**What you are asked to do**
Look through the data below. Pick out the lines holding the string "caption".

**Stored dataset items**
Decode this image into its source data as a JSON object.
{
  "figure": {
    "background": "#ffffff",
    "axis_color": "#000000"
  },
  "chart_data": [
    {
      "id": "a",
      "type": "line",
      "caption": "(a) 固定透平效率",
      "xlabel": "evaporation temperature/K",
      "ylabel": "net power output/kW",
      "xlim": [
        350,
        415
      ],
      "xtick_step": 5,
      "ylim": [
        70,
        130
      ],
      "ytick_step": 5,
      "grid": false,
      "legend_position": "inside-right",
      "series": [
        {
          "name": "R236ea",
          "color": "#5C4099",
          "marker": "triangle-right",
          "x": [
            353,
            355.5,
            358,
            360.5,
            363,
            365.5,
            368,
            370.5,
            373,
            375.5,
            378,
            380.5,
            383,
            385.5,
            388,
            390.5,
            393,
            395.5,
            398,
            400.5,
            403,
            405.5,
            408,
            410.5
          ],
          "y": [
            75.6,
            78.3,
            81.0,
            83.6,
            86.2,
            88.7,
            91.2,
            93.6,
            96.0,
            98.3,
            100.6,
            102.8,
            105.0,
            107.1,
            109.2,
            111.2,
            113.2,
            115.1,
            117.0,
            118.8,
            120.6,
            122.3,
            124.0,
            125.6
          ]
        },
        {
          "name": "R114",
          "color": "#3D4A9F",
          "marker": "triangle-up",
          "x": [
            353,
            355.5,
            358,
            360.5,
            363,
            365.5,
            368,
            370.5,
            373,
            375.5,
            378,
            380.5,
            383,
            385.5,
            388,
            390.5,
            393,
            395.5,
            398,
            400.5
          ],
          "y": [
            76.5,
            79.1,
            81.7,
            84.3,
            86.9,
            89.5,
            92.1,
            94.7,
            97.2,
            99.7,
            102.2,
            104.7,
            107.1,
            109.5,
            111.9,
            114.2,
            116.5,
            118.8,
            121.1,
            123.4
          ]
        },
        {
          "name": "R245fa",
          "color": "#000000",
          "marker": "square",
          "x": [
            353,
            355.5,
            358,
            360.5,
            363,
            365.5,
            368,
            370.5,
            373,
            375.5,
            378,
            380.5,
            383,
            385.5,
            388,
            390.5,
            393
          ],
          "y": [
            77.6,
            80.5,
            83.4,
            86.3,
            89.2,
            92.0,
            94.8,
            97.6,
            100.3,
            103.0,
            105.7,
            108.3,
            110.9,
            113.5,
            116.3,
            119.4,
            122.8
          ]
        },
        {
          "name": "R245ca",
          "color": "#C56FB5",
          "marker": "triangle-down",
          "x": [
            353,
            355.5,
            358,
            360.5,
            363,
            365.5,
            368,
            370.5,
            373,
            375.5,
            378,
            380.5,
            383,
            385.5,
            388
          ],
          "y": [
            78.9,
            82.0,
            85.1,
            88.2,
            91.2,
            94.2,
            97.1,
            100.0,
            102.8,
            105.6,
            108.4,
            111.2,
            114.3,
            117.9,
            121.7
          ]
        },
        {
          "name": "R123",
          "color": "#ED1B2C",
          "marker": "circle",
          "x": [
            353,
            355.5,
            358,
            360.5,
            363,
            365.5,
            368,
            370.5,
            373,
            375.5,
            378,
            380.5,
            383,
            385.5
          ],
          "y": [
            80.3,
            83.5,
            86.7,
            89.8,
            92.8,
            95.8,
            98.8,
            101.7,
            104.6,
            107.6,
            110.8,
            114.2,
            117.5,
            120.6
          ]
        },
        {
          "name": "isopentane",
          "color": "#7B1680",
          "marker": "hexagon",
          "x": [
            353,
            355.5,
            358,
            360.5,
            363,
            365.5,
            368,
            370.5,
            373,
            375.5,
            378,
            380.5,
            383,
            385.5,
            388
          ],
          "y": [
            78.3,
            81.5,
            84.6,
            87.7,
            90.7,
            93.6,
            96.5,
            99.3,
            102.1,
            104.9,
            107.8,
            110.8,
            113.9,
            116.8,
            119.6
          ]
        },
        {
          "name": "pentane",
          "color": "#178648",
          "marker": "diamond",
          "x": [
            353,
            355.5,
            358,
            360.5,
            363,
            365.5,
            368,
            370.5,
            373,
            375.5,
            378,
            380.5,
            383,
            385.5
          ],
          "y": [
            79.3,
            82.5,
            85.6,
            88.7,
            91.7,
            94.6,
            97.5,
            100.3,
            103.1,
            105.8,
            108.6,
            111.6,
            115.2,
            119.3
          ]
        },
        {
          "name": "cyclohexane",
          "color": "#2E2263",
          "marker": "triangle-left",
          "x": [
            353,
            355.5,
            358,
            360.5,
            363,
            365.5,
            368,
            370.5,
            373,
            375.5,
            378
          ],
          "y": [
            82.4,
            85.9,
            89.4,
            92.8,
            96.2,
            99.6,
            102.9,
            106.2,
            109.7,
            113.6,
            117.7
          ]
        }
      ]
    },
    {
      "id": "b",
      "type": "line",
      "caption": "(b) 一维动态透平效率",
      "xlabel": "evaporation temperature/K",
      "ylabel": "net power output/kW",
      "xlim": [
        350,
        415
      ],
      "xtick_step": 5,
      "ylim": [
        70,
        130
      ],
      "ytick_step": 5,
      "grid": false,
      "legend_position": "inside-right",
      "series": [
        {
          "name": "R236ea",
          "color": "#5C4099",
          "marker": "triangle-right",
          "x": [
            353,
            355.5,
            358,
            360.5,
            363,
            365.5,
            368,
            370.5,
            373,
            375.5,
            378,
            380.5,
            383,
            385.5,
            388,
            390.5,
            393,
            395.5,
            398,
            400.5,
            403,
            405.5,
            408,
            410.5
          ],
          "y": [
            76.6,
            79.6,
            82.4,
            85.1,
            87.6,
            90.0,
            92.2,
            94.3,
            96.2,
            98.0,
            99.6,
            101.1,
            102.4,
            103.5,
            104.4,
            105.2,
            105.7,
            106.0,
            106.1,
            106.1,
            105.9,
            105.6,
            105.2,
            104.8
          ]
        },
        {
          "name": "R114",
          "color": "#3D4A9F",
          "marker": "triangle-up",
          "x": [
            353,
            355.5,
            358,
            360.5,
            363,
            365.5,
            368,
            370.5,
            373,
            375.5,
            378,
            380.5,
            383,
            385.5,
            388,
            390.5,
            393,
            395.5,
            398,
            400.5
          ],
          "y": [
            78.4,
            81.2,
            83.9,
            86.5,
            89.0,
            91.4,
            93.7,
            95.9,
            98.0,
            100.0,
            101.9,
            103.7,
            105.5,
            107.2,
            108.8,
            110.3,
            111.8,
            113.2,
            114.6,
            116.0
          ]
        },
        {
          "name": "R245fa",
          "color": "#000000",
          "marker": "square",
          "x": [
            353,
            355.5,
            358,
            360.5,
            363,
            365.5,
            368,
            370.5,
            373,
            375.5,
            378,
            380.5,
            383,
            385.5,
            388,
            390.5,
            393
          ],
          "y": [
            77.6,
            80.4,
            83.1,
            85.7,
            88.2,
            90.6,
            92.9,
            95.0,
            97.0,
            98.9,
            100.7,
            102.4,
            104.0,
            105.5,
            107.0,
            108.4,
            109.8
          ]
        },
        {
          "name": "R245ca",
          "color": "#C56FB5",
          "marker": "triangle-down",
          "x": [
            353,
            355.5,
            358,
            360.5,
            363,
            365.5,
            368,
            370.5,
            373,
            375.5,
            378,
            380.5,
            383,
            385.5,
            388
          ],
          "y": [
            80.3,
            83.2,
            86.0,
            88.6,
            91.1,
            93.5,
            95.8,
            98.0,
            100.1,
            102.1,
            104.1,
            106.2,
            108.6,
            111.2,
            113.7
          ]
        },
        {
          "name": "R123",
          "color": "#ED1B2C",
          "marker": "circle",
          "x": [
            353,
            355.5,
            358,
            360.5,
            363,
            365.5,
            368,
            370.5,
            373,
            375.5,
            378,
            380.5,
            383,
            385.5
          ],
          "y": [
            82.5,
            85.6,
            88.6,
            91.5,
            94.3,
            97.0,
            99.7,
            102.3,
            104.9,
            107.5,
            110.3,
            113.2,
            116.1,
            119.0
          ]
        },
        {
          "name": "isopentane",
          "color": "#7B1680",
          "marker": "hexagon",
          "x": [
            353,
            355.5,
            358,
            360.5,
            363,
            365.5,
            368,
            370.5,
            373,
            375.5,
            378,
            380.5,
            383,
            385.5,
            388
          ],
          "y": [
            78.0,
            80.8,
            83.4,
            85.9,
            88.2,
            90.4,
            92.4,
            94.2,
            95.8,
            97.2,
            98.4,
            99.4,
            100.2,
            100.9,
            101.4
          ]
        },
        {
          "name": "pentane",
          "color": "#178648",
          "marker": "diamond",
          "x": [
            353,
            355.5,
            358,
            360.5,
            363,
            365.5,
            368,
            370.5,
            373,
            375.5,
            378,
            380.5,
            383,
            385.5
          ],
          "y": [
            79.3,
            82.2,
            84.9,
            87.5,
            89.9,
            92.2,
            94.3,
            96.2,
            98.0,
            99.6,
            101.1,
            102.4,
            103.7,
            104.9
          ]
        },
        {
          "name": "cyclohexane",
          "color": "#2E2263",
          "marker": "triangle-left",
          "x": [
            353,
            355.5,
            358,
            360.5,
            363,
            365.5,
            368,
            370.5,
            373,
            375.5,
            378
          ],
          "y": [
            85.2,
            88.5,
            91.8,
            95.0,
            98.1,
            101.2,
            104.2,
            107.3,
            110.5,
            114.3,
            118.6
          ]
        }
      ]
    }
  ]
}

**Written answer**
      "caption": "(a) 固定透平效率",
      "caption": "(b) 一维动态透平效率",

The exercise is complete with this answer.